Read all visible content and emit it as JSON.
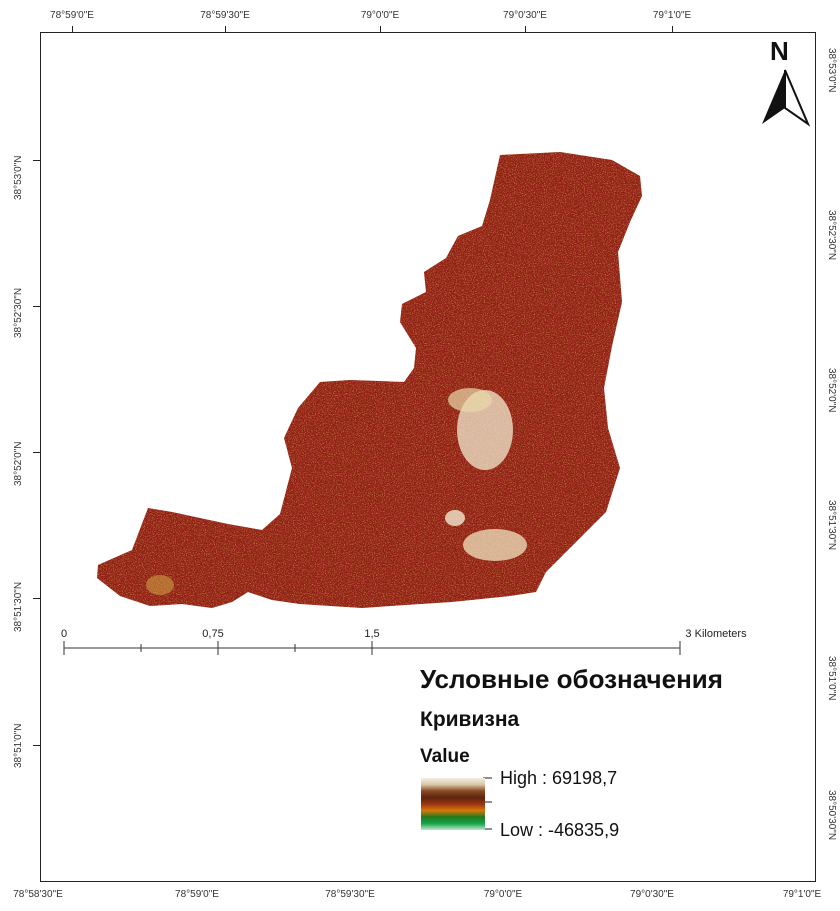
{
  "top_ticks": [
    "78°59'0\"E",
    "78°59'30\"E",
    "79°0'0\"E",
    "79°0'30\"E",
    "79°1'0\"E"
  ],
  "bottom_ticks": [
    "78°58'30\"E",
    "78°59'0\"E",
    "78°59'30\"E",
    "79°0'0\"E",
    "79°0'30\"E",
    "79°1'0\"E"
  ],
  "left_ticks": [
    "38°53'0\"N",
    "38°52'30\"N",
    "38°52'0\"N",
    "38°51'30\"N",
    "38°51'0\"N"
  ],
  "right_ticks": [
    "38°53'0\"N",
    "38°52'30\"N",
    "38°52'0\"N",
    "38°51'30\"N",
    "38°51'0\"N",
    "38°50'30\"N"
  ],
  "north_label": "N",
  "scale_bar": {
    "labels": [
      "0",
      "0,75",
      "1,5",
      "3 Kilometers"
    ]
  },
  "legend": {
    "title": "Условные обозначения",
    "layer": "Кривизна",
    "field": "Value",
    "high_label": "High : 69198,7",
    "low_label": "Low : -46835,9",
    "ramp_colors": [
      "#f2efe6",
      "#d9c8a8",
      "#8a4a22",
      "#5c2410",
      "#9a3412",
      "#d97706",
      "#1f7a1f",
      "#16a34a",
      "#bfe8cc"
    ]
  },
  "map_colors": {
    "base": "#8f1d12",
    "speckle_dark": "#5e1008",
    "speckle_light": "#c86a1e",
    "speckle_yellow": "#d6b24a",
    "pale": "#f1e9cf"
  }
}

### [YOUR INSTRUCTIONS]
Omit the pictures, and quote the material above exactly as given.

### [TASK RESPONSE]
Read all visible content and emit it as JSON.
{
  "top_ticks": [
    "78°59'0\"E",
    "78°59'30\"E",
    "79°0'0\"E",
    "79°0'30\"E",
    "79°1'0\"E"
  ],
  "bottom_ticks": [
    "78°58'30\"E",
    "78°59'0\"E",
    "78°59'30\"E",
    "79°0'0\"E",
    "79°0'30\"E",
    "79°1'0\"E"
  ],
  "left_ticks": [
    "38°53'0\"N",
    "38°52'30\"N",
    "38°52'0\"N",
    "38°51'30\"N",
    "38°51'0\"N"
  ],
  "right_ticks": [
    "38°53'0\"N",
    "38°52'30\"N",
    "38°52'0\"N",
    "38°51'30\"N",
    "38°51'0\"N",
    "38°50'30\"N"
  ],
  "north_label": "N",
  "scale_bar": {
    "labels": [
      "0",
      "0,75",
      "1,5",
      "3 Kilometers"
    ]
  },
  "legend": {
    "title": "Условные обозначения",
    "layer": "Кривизна",
    "field": "Value",
    "high_label": "High : 69198,7",
    "low_label": "Low : -46835,9",
    "ramp_colors": [
      "#f2efe6",
      "#d9c8a8",
      "#8a4a22",
      "#5c2410",
      "#9a3412",
      "#d97706",
      "#1f7a1f",
      "#16a34a",
      "#bfe8cc"
    ]
  },
  "map_colors": {
    "base": "#8f1d12",
    "speckle_dark": "#5e1008",
    "speckle_light": "#c86a1e",
    "speckle_yellow": "#d6b24a",
    "pale": "#f1e9cf"
  }
}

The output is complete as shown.